◆ Exercise brief: Transcribe all of the material exactly.

◆ Extracted material:
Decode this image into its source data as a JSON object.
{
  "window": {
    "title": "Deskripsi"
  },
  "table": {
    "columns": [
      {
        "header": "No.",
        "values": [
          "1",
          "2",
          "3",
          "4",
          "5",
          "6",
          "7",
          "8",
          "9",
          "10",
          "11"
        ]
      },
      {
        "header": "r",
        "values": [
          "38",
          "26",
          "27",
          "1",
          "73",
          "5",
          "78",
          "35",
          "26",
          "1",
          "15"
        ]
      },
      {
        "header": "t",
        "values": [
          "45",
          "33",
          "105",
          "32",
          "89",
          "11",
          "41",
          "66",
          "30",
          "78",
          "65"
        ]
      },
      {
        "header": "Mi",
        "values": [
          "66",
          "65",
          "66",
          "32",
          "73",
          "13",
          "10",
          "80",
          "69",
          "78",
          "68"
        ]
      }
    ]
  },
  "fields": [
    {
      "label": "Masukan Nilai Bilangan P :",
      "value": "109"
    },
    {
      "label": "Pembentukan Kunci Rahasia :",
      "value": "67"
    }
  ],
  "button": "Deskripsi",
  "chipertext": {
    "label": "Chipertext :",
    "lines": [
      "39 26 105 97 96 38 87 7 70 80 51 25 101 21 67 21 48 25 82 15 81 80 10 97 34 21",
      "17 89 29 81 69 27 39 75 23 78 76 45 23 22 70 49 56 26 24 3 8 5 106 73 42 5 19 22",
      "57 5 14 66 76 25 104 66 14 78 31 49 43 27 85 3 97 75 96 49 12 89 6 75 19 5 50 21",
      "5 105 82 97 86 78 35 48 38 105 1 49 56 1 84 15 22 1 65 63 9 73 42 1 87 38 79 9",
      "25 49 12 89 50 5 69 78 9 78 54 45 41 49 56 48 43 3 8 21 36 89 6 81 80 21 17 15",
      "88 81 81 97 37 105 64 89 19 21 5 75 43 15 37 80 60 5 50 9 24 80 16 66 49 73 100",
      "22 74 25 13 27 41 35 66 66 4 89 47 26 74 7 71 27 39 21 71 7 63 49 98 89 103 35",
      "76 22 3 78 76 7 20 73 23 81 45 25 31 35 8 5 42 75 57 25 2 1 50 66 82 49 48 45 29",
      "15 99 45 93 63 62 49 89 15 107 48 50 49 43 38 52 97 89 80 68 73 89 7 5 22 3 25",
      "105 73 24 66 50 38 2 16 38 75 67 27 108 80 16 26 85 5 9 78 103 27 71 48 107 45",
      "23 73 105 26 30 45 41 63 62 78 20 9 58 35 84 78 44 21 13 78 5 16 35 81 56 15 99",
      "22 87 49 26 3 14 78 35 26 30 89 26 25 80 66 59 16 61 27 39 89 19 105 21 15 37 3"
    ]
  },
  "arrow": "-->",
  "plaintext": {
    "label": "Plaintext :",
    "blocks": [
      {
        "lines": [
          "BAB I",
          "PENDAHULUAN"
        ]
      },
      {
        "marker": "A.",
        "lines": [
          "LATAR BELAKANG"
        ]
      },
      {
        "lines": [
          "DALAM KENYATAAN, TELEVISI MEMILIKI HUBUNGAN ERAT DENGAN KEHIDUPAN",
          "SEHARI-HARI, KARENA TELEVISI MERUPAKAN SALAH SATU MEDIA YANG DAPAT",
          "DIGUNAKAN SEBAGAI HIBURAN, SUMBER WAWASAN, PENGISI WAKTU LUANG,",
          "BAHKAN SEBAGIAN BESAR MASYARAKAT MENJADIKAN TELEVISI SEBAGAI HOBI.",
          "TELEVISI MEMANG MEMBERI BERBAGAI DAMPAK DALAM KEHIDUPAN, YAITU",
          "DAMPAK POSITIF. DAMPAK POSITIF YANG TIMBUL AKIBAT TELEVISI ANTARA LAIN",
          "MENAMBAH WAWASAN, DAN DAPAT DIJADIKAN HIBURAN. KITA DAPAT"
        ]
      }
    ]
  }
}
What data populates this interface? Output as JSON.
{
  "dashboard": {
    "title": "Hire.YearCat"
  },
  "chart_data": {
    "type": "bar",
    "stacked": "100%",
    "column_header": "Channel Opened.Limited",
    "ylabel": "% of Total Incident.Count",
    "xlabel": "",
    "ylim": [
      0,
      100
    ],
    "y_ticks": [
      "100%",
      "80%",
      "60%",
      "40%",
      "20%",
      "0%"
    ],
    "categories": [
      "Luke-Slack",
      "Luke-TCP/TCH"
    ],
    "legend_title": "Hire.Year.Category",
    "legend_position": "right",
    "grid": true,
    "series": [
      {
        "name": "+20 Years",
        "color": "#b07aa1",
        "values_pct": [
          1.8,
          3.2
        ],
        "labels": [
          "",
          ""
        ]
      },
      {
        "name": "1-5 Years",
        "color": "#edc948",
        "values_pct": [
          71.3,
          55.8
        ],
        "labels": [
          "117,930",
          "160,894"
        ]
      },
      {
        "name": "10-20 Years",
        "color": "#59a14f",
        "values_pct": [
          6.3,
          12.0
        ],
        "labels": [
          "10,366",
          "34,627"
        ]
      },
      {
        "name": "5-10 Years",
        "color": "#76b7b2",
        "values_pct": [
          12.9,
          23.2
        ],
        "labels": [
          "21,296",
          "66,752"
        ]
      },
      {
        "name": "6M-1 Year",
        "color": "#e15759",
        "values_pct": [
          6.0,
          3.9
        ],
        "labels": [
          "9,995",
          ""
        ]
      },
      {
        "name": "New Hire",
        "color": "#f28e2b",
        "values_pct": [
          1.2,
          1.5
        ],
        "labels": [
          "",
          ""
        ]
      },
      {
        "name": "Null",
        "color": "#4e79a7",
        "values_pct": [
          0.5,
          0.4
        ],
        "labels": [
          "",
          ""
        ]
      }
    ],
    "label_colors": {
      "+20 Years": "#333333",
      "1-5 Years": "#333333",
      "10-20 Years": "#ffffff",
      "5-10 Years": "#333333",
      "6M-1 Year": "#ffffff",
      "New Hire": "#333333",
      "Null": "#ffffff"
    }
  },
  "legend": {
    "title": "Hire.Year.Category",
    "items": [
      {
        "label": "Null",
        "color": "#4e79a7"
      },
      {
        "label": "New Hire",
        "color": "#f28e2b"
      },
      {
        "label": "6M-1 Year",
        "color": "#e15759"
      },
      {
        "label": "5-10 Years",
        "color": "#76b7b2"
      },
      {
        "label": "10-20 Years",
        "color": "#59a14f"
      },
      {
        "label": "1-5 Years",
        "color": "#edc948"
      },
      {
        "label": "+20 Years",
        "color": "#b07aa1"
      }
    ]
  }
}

◆ Result for this exercise:
Decode this image into its source data as a JSON object.
{
  "window": {
    "title": "Deskripsi"
  },
  "table": {
    "columns": [
      {
        "header": "No.",
        "values": [
          "1",
          "2",
          "3",
          "4",
          "5",
          "6",
          "7",
          "8",
          "9",
          "10",
          "11"
        ]
      },
      {
        "header": "r",
        "values": [
          "38",
          "26",
          "27",
          "1",
          "73",
          "5",
          "78",
          "35",
          "26",
          "1",
          "15"
        ]
      },
      {
        "header": "t",
        "values": [
          "45",
          "33",
          "105",
          "32",
          "89",
          "11",
          "41",
          "66",
          "30",
          "78",
          "65"
        ]
      },
      {
        "header": "Mi",
        "values": [
          "66",
          "65",
          "66",
          "32",
          "73",
          "13",
          "10",
          "80",
          "69",
          "78",
          "68"
        ]
      }
    ]
  },
  "fields": [
    {
      "label": "Masukan Nilai Bilangan P :",
      "value": "109"
    },
    {
      "label": "Pembentukan Kunci Rahasia :",
      "value": "67"
    }
  ],
  "button": "Deskripsi",
  "chipertext": {
    "label": "Chipertext :",
    "lines": [
      "39 26 105 97 96 38 87 7 70 80 51 25 101 21 67 21 48 25 82 15 81 80 10 97 34 21",
      "17 89 29 81 69 27 39 75 23 78 76 45 23 22 70 49 56 26 24 3 8 5 106 73 42 5 19 22",
      "57 5 14 66 76 25 104 66 14 78 31 49 43 27 85 3 97 75 96 49 12 89 6 75 19 5 50 21",
      "5 105 82 97 86 78 35 48 38 105 1 49 56 1 84 15 22 1 65 63 9 73 42 1 87 38 79 9",
      "25 49 12 89 50 5 69 78 9 78 54 45 41 49 56 48 43 3 8 21 36 89 6 81 80 21 17 15",
      "88 81 81 97 37 105 64 89 19 21 5 75 43 15 37 80 60 5 50 9 24 80 16 66 49 73 100",
      "22 74 25 13 27 41 35 66 66 4 89 47 26 74 7 71 27 39 21 71 7 63 49 98 89 103 35",
      "76 22 3 78 76 7 20 73 23 81 45 25 31 35 8 5 42 75 57 25 2 1 50 66 82 49 48 45 29",
      "15 99 45 93 63 62 49 89 15 107 48 50 49 43 38 52 97 89 80 68 73 89 7 5 22 3 25",
      "105 73 24 66 50 38 2 16 38 75 67 27 108 80 16 26 85 5 9 78 103 27 71 48 107 45",
      "23 73 105 26 30 45 41 63 62 78 20 9 58 35 84 78 44 21 13 78 5 16 35 81 56 15 99",
      "22 87 49 26 3 14 78 35 26 30 89 26 25 80 66 59 16 61 27 39 89 19 105 21 15 37 3"
    ]
  },
  "arrow": "-->",
  "plaintext": {
    "label": "Plaintext :",
    "blocks": [
      {
        "lines": [
          "BAB I",
          "PENDAHULUAN"
        ]
      },
      {
        "marker": "A.",
        "lines": [
          "LATAR BELAKANG"
        ]
      },
      {
        "lines": [
          "DALAM KENYATAAN, TELEVISI MEMILIKI HUBUNGAN ERAT DENGAN KEHIDUPAN",
          "SEHARI-HARI, KARENA TELEVISI MERUPAKAN SALAH SATU MEDIA YANG DAPAT",
          "DIGUNAKAN SEBAGAI HIBURAN, SUMBER WAWASAN, PENGISI WAKTU LUANG,",
          "BAHKAN SEBAGIAN BESAR MASYARAKAT MENJADIKAN TELEVISI SEBAGAI HOBI.",
          "TELEVISI MEMANG MEMBERI BERBAGAI DAMPAK DALAM KEHIDUPAN, YAITU",
          "DAMPAK POSITIF. DAMPAK POSITIF YANG TIMBUL AKIBAT TELEVISI ANTARA LAIN",
          "MENAMBAH WAWASAN, DAN DAPAT DIJADIKAN HIBURAN. KITA DAPAT"
        ]
      }
    ]
  }
}
What data populates this interface? Output as JSON.
{
  "dashboard": {
    "title": "Hire.YearCat"
  },
  "chart_data": {
    "type": "bar",
    "stacked": "100%",
    "column_header": "Channel Opened.Limited",
    "ylabel": "% of Total Incident.Count",
    "xlabel": "",
    "ylim": [
      0,
      100
    ],
    "y_ticks": [
      "100%",
      "80%",
      "60%",
      "40%",
      "20%",
      "0%"
    ],
    "categories": [
      "Luke-Slack",
      "Luke-TCP/TCH"
    ],
    "legend_title": "Hire.Year.Category",
    "legend_position": "right",
    "grid": true,
    "series": [
      {
        "name": "+20 Years",
        "color": "#b07aa1",
        "values_pct": [
          1.8,
          3.2
        ],
        "labels": [
          "",
          ""
        ]
      },
      {
        "name": "1-5 Years",
        "color": "#edc948",
        "values_pct": [
          71.3,
          55.8
        ],
        "labels": [
          "117,930",
          "160,894"
        ]
      },
      {
        "name": "10-20 Years",
        "color": "#59a14f",
        "values_pct": [
          6.3,
          12.0
        ],
        "labels": [
          "10,366",
          "34,627"
        ]
      },
      {
        "name": "5-10 Years",
        "color": "#76b7b2",
        "values_pct": [
          12.9,
          23.2
        ],
        "labels": [
          "21,296",
          "66,752"
        ]
      },
      {
        "name": "6M-1 Year",
        "color": "#e15759",
        "values_pct": [
          6.0,
          3.9
        ],
        "labels": [
          "9,995",
          ""
        ]
      },
      {
        "name": "New Hire",
        "color": "#f28e2b",
        "values_pct": [
          1.2,
          1.5
        ],
        "labels": [
          "",
          ""
        ]
      },
      {
        "name": "Null",
        "color": "#4e79a7",
        "values_pct": [
          0.5,
          0.4
        ],
        "labels": [
          "",
          ""
        ]
      }
    ],
    "label_colors": {
      "+20 Years": "#333333",
      "1-5 Years": "#333333",
      "10-20 Years": "#ffffff",
      "5-10 Years": "#333333",
      "6M-1 Year": "#ffffff",
      "New Hire": "#333333",
      "Null": "#ffffff"
    }
  },
  "legend": {
    "title": "Hire.Year.Category",
    "items": [
      {
        "label": "Null",
        "color": "#4e79a7"
      },
      {
        "label": "New Hire",
        "color": "#f28e2b"
      },
      {
        "label": "6M-1 Year",
        "color": "#e15759"
      },
      {
        "label": "5-10 Years",
        "color": "#76b7b2"
      },
      {
        "label": "10-20 Years",
        "color": "#59a14f"
      },
      {
        "label": "1-5 Years",
        "color": "#edc948"
      },
      {
        "label": "+20 Years",
        "color": "#b07aa1"
      }
    ]
  }
}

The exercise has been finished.